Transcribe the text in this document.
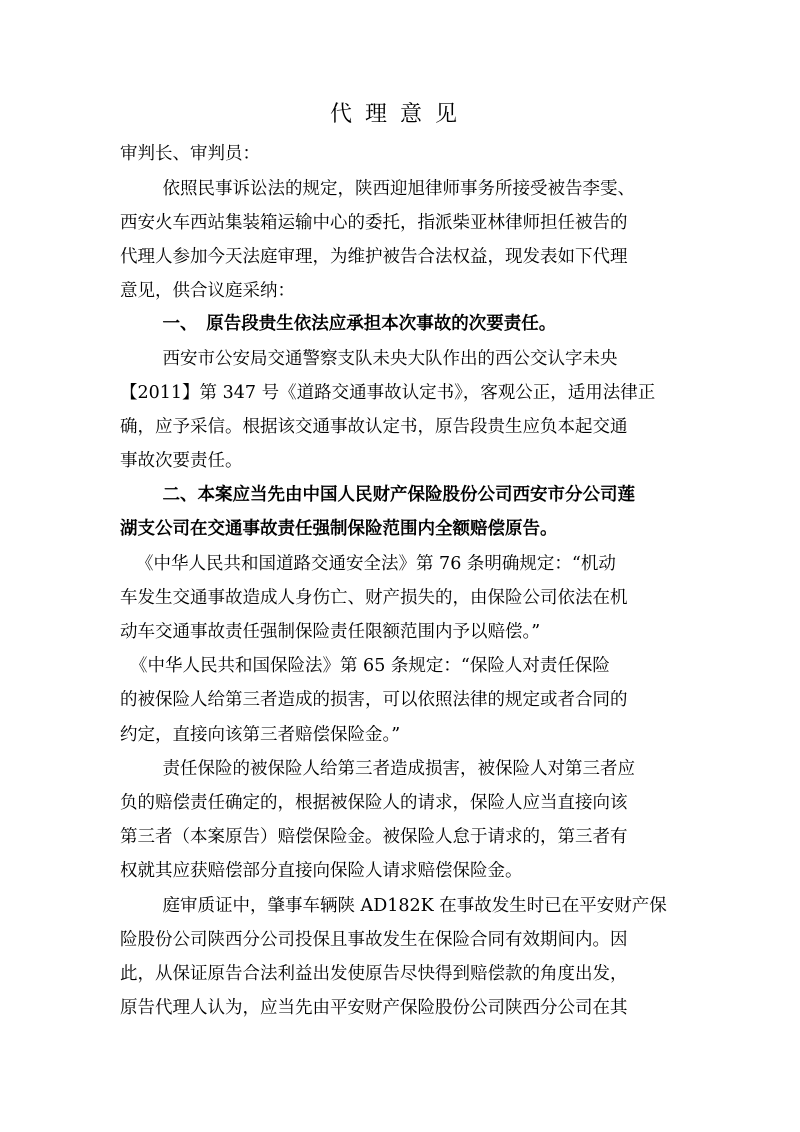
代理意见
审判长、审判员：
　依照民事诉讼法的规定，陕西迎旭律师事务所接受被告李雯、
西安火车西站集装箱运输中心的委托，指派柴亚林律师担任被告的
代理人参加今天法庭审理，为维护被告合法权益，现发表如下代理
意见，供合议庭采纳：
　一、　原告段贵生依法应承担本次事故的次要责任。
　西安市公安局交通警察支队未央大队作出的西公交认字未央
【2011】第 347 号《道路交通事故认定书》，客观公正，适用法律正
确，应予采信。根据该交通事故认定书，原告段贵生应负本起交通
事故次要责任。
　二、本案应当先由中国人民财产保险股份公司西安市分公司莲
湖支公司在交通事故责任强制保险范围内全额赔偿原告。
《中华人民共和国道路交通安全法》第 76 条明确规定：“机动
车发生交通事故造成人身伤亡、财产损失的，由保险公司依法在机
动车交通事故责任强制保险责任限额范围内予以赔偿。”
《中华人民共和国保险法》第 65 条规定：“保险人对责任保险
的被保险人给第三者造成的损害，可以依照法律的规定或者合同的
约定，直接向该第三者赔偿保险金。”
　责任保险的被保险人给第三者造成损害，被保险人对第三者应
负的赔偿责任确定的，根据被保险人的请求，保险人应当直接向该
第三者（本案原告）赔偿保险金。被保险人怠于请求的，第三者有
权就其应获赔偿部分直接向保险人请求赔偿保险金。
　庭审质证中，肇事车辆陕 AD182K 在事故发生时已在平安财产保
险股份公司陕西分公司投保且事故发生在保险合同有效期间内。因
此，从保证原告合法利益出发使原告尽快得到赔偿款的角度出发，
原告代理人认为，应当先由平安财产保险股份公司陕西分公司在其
───
▶ _WORK TO DO_
Make an exact copy of the data, leaving its pictures out.

▶ _CORRECT OUTPUT_
Transcribe the text in this document.
代理意见
审判长、审判员：
　依照民事诉讼法的规定，陕西迎旭律师事务所接受被告李雯、
西安火车西站集装箱运输中心的委托，指派柴亚林律师担任被告的
代理人参加今天法庭审理，为维护被告合法权益，现发表如下代理
意见，供合议庭采纳：
　一、　原告段贵生依法应承担本次事故的次要责任。
　西安市公安局交通警察支队未央大队作出的西公交认字未央
【2011】第 347 号《道路交通事故认定书》，客观公正，适用法律正
确，应予采信。根据该交通事故认定书，原告段贵生应负本起交通
事故次要责任。
　二、本案应当先由中国人民财产保险股份公司西安市分公司莲
湖支公司在交通事故责任强制保险范围内全额赔偿原告。
《中华人民共和国道路交通安全法》第 76 条明确规定：“机动
车发生交通事故造成人身伤亡、财产损失的，由保险公司依法在机
动车交通事故责任强制保险责任限额范围内予以赔偿。”
《中华人民共和国保险法》第 65 条规定：“保险人对责任保险
的被保险人给第三者造成的损害，可以依照法律的规定或者合同的
约定，直接向该第三者赔偿保险金。”
　责任保险的被保险人给第三者造成损害，被保险人对第三者应
负的赔偿责任确定的，根据被保险人的请求，保险人应当直接向该
第三者（本案原告）赔偿保险金。被保险人怠于请求的，第三者有
权就其应获赔偿部分直接向保险人请求赔偿保险金。
　庭审质证中，肇事车辆陕 AD182K 在事故发生时已在平安财产保
险股份公司陕西分公司投保且事故发生在保险合同有效期间内。因
此，从保证原告合法利益出发使原告尽快得到赔偿款的角度出发，
原告代理人认为，应当先由平安财产保险股份公司陕西分公司在其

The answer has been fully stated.